Pouvez-vous recopier mot pour mot les données, depuis leur tout début jusqu'à la ligne contenant « callout-tail — [205, 215, 223, 235] », celle-ci comprise ?

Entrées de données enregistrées
....................

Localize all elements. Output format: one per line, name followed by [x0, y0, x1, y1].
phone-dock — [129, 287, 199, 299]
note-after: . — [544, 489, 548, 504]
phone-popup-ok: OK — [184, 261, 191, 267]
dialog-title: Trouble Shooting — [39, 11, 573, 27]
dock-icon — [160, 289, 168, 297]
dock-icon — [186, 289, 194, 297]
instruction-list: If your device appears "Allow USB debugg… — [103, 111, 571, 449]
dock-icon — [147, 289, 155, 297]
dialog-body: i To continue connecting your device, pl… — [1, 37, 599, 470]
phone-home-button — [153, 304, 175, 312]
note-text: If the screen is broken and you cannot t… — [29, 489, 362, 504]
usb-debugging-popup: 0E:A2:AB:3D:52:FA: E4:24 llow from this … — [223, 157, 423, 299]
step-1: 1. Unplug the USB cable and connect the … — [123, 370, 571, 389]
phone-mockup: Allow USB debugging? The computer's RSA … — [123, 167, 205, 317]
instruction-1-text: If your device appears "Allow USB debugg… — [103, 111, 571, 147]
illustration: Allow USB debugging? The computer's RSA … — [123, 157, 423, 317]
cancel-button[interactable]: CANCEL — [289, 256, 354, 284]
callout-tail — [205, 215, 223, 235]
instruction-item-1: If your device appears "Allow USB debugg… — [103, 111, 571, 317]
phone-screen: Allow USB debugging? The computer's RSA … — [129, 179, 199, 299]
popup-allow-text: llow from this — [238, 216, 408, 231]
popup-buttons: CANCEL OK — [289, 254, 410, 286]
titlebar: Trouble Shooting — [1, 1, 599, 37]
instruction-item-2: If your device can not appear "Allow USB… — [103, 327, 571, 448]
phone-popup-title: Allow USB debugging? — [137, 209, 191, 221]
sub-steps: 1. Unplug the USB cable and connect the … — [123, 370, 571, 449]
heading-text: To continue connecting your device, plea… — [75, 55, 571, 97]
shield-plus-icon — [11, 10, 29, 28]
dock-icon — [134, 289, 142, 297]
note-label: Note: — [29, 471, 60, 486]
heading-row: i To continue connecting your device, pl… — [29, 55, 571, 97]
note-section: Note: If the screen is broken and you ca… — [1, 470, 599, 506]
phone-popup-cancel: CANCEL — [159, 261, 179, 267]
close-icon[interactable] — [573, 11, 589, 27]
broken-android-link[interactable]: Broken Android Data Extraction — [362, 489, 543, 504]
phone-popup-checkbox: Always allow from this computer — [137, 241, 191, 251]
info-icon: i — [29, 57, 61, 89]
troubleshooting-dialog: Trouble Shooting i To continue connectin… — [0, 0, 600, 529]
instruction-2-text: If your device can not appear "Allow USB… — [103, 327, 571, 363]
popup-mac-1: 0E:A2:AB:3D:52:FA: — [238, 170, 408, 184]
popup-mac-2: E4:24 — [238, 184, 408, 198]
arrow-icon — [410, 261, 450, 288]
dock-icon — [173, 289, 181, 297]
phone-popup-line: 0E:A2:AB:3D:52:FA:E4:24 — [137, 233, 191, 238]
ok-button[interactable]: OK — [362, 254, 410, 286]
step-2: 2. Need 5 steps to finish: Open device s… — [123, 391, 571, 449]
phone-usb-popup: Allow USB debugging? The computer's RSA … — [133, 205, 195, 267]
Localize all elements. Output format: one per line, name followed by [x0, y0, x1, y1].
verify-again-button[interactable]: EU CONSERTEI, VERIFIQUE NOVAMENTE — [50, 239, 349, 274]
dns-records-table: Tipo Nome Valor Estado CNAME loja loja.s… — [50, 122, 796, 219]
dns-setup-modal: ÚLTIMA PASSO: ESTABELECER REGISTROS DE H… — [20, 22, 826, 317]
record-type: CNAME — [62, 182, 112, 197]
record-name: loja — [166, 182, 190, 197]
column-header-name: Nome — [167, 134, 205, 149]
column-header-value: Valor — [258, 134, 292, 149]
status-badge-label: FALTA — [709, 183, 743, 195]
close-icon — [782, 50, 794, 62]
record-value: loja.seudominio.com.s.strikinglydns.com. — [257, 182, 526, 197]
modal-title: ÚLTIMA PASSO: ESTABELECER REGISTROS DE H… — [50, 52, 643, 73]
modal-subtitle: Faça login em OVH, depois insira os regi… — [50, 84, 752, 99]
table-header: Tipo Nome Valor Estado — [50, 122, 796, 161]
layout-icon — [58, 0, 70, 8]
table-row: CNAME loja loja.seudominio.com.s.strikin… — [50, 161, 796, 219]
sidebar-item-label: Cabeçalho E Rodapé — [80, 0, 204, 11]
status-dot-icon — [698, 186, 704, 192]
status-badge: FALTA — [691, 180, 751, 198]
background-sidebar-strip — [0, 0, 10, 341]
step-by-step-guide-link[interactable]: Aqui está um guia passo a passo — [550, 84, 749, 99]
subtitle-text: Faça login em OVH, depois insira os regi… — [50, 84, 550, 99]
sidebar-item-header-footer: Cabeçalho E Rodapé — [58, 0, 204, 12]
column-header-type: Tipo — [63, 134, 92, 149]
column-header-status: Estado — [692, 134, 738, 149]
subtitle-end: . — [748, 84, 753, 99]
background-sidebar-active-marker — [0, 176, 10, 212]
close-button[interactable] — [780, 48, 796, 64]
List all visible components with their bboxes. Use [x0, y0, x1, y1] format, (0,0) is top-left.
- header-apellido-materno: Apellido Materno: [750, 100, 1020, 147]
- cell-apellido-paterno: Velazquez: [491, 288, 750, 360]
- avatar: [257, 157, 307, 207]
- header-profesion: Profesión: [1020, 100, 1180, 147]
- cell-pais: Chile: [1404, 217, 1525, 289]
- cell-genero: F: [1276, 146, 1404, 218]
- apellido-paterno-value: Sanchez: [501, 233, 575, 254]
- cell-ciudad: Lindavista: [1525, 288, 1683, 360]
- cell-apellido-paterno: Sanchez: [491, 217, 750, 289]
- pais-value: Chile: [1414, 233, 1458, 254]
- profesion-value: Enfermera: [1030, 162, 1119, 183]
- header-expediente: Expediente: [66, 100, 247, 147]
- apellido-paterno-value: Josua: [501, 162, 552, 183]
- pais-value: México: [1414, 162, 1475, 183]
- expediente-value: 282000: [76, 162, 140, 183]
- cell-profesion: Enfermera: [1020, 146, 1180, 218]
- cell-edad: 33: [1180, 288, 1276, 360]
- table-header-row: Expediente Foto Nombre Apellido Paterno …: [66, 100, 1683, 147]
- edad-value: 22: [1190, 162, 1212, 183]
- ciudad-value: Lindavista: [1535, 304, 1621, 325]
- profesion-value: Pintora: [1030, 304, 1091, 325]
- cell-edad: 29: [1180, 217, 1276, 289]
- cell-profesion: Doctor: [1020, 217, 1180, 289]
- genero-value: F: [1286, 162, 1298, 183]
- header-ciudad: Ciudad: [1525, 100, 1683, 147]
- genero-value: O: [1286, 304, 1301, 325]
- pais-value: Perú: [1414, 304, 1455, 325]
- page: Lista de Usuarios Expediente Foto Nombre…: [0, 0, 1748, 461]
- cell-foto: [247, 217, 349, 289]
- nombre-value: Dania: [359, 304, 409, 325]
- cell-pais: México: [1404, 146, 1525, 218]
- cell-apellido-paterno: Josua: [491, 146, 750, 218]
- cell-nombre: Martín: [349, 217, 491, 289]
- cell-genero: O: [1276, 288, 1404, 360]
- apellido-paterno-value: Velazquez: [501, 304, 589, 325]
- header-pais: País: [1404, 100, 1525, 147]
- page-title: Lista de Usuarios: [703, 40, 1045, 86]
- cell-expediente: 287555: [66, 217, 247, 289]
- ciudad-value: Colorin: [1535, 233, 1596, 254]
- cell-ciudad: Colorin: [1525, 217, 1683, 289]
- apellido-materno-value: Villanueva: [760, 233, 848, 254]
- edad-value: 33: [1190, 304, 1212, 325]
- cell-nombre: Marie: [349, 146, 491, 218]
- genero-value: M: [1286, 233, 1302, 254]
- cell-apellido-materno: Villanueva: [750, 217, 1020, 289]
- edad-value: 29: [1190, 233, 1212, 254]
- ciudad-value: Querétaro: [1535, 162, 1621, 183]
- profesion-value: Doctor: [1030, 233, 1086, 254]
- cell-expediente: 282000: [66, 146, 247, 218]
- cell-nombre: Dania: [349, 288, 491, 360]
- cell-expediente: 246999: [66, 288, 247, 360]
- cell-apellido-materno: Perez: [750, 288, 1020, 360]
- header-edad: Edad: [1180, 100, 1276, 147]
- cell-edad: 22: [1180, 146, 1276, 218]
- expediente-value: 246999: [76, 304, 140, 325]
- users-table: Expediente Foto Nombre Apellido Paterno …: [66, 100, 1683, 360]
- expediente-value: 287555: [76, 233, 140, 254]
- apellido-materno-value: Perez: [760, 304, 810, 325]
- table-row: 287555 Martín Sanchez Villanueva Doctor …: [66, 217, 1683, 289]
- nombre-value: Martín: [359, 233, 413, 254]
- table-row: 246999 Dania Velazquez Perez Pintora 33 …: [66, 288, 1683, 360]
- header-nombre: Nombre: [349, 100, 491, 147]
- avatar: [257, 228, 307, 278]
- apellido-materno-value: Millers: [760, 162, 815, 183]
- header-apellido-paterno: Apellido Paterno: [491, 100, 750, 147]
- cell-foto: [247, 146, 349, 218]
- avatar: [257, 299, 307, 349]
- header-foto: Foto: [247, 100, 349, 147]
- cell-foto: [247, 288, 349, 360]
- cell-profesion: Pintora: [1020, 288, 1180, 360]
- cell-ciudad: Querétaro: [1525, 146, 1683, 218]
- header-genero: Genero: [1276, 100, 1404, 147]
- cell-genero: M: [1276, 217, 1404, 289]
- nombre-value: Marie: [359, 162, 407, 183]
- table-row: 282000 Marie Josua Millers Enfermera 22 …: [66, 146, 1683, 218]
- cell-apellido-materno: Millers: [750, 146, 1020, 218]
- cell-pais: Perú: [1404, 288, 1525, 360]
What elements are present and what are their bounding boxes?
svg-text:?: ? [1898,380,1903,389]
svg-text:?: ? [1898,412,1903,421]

....................

• _Réponse attendue_
Localize all elements. Output format: one per line, name followed by [x0, y0, x1, y1].
phone-dock — [129, 287, 199, 299]
note-after: . — [544, 489, 548, 504]
phone-popup-ok: OK — [184, 261, 191, 267]
dialog-title: Trouble Shooting — [39, 11, 573, 27]
dock-icon — [160, 289, 168, 297]
dock-icon — [186, 289, 194, 297]
instruction-list: If your device appears "Allow USB debugg… — [103, 111, 571, 449]
dock-icon — [147, 289, 155, 297]
dialog-body: i To continue connecting your device, pl… — [1, 37, 599, 470]
phone-home-button — [153, 304, 175, 312]
note-text: If the screen is broken and you cannot t… — [29, 489, 362, 504]
usb-debugging-popup: 0E:A2:AB:3D:52:FA: E4:24 llow from this … — [223, 157, 423, 299]
step-1: 1. Unplug the USB cable and connect the … — [123, 370, 571, 389]
phone-mockup: Allow USB debugging? The computer's RSA … — [123, 167, 205, 317]
instruction-1-text: If your device appears "Allow USB debugg… — [103, 111, 571, 147]
illustration: Allow USB debugging? The computer's RSA … — [123, 157, 423, 317]
cancel-button[interactable]: CANCEL — [289, 256, 354, 284]
callout-tail — [205, 215, 223, 235]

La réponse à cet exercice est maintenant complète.